## Exercise directions
Reproduce the data that follows in its entirety, character for character.

## Input for this task
--- BEGIN ---

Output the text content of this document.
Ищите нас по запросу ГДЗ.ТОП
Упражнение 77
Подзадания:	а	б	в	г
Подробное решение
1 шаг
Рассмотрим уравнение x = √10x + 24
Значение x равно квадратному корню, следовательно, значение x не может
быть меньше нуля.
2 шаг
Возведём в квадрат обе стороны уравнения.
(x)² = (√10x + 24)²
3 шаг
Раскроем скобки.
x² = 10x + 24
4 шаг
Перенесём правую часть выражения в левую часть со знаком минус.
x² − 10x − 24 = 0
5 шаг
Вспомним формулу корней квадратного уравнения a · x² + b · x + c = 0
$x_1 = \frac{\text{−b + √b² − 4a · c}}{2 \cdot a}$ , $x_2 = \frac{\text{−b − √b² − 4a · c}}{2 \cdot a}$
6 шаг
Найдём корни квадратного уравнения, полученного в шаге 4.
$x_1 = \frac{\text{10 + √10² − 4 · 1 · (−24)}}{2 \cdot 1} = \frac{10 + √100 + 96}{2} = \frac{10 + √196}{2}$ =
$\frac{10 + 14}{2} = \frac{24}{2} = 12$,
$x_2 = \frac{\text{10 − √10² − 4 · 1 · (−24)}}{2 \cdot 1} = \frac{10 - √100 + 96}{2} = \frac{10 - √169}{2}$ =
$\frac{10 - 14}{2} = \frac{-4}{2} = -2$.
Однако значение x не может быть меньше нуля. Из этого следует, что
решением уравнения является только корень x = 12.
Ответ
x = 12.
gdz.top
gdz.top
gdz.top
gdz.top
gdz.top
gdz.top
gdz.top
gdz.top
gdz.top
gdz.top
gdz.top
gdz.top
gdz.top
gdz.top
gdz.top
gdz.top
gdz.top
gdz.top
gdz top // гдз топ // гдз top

--- END ---

## Correct answer
Output the text content of this document.
Ищите нас по запросу ГДЗ.ТОП
Упражнение 77
Подзадания:	а	б	в	г
Подробное решение
1 шаг
Рассмотрим уравнение x = √10x + 24
Значение x равно квадратному корню, следовательно, значение x не может
быть меньше нуля.
2 шаг
Возведём в квадрат обе стороны уравнения.
(x)² = (√10x + 24)²
3 шаг
Раскроем скобки.
x² = 10x + 24
4 шаг
Перенесём правую часть выражения в левую часть со знаком минус.
x² − 10x − 24 = 0
5 шаг
Вспомним формулу корней квадратного уравнения a · x² + b · x + c = 0
$x_1 = \frac{\text{−b + √b² − 4a · c}}{2 \cdot a}$ , $x_2 = \frac{\text{−b − √b² − 4a · c}}{2 \cdot a}$
6 шаг
Найдём корни квадратного уравнения, полученного в шаге 4.
$x_1 = \frac{\text{10 + √10² − 4 · 1 · (−24)}}{2 \cdot 1} = \frac{10 + √100 + 96}{2} = \frac{10 + √196}{2}$ =
$\frac{10 + 14}{2} = \frac{24}{2} = 12$,
$x_2 = \frac{\text{10 − √10² − 4 · 1 · (−24)}}{2 \cdot 1} = \frac{10 - √100 + 96}{2} = \frac{10 - √169}{2}$ =
$\frac{10 - 14}{2} = \frac{-4}{2} = -2$.
Однако значение x не может быть меньше нуля. Из этого следует, что
решением уравнения является только корень x = 12.
Ответ
x = 12.
gdz.top
gdz.top
gdz.top
gdz.top
gdz.top
gdz.top
gdz.top
gdz.top
gdz.top
gdz.top
gdz.top
gdz.top
gdz.top
gdz.top
gdz.top
gdz.top
gdz.top
gdz.top
gdz top // гдз топ // гдз top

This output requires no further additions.